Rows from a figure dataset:
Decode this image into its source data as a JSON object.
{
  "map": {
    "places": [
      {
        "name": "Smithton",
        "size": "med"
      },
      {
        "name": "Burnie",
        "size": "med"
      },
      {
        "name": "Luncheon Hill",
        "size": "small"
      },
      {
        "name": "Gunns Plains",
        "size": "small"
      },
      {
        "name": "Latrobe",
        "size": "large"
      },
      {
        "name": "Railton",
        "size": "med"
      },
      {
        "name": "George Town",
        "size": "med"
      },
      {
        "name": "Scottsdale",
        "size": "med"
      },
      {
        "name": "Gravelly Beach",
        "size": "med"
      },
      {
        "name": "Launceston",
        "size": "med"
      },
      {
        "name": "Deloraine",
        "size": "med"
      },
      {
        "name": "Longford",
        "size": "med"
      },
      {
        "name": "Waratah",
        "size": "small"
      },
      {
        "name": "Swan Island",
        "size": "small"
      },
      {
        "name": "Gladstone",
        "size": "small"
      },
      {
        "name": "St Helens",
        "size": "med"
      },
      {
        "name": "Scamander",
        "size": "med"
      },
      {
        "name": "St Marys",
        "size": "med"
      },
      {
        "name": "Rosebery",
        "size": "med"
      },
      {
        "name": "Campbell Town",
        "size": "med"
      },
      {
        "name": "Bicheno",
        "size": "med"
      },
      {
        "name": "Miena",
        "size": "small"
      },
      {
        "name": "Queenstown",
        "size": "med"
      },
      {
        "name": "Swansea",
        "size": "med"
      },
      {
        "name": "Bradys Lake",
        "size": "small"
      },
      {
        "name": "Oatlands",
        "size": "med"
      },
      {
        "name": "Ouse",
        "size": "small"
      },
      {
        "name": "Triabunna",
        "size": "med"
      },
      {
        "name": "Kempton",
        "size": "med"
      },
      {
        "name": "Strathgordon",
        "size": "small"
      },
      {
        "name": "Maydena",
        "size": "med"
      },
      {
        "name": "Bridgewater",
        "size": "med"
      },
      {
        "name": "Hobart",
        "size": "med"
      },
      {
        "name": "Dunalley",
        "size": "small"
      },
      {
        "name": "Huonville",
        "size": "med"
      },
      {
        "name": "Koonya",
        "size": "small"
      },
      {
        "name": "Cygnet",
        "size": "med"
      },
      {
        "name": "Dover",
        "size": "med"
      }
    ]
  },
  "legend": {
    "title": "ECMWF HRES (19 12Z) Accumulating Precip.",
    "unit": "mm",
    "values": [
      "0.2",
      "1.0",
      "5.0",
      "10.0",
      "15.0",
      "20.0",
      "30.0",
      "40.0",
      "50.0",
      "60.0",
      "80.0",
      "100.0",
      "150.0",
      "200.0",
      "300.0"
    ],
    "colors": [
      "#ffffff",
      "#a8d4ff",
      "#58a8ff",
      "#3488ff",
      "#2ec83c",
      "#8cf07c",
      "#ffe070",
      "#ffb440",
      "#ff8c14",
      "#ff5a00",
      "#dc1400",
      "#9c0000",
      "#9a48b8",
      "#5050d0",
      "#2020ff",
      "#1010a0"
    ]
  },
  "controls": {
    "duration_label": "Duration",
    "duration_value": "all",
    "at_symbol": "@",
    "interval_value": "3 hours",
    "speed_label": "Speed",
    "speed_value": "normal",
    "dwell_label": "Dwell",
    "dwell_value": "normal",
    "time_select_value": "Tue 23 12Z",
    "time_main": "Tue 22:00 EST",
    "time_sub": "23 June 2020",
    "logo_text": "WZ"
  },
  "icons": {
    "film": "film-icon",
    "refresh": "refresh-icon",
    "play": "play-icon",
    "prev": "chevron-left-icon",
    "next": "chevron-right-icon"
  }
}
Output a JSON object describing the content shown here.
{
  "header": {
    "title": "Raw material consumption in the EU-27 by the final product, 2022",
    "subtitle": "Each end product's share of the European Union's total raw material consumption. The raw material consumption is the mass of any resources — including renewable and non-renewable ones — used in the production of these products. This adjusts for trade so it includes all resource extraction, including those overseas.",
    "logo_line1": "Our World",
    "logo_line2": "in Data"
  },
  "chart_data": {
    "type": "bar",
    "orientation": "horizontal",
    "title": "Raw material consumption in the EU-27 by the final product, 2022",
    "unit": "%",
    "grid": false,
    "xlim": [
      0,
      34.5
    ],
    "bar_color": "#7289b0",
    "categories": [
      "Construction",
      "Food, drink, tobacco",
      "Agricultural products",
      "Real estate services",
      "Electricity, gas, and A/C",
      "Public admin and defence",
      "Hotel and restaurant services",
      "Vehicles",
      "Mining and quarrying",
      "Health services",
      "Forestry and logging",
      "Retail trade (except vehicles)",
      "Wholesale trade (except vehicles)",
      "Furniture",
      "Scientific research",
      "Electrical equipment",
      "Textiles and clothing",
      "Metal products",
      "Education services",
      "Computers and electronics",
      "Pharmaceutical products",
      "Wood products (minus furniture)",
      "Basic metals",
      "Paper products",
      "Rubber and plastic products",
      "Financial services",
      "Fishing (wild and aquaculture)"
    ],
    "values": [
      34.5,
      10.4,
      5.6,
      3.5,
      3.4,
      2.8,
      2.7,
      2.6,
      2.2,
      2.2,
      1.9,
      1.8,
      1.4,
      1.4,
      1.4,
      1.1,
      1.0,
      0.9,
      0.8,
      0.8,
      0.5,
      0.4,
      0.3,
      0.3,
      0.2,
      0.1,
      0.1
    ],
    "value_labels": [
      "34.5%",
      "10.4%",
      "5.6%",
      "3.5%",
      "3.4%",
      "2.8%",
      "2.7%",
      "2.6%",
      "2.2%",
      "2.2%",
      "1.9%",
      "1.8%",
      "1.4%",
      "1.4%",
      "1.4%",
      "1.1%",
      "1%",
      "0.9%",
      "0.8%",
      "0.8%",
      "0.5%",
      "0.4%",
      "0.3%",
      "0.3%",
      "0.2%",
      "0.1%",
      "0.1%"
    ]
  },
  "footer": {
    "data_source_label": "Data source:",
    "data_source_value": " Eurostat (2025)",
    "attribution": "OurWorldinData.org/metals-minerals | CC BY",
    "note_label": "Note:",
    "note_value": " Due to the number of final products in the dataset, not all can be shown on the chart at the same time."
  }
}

• Your instructions
Reproduce each line of the entries in which the word "shown" is found.

• Worked answer
Output a JSON object describing the content shown here.
    "note_value": " Due to the number of final products in the dataset, not all can be shown on the chart at the same time."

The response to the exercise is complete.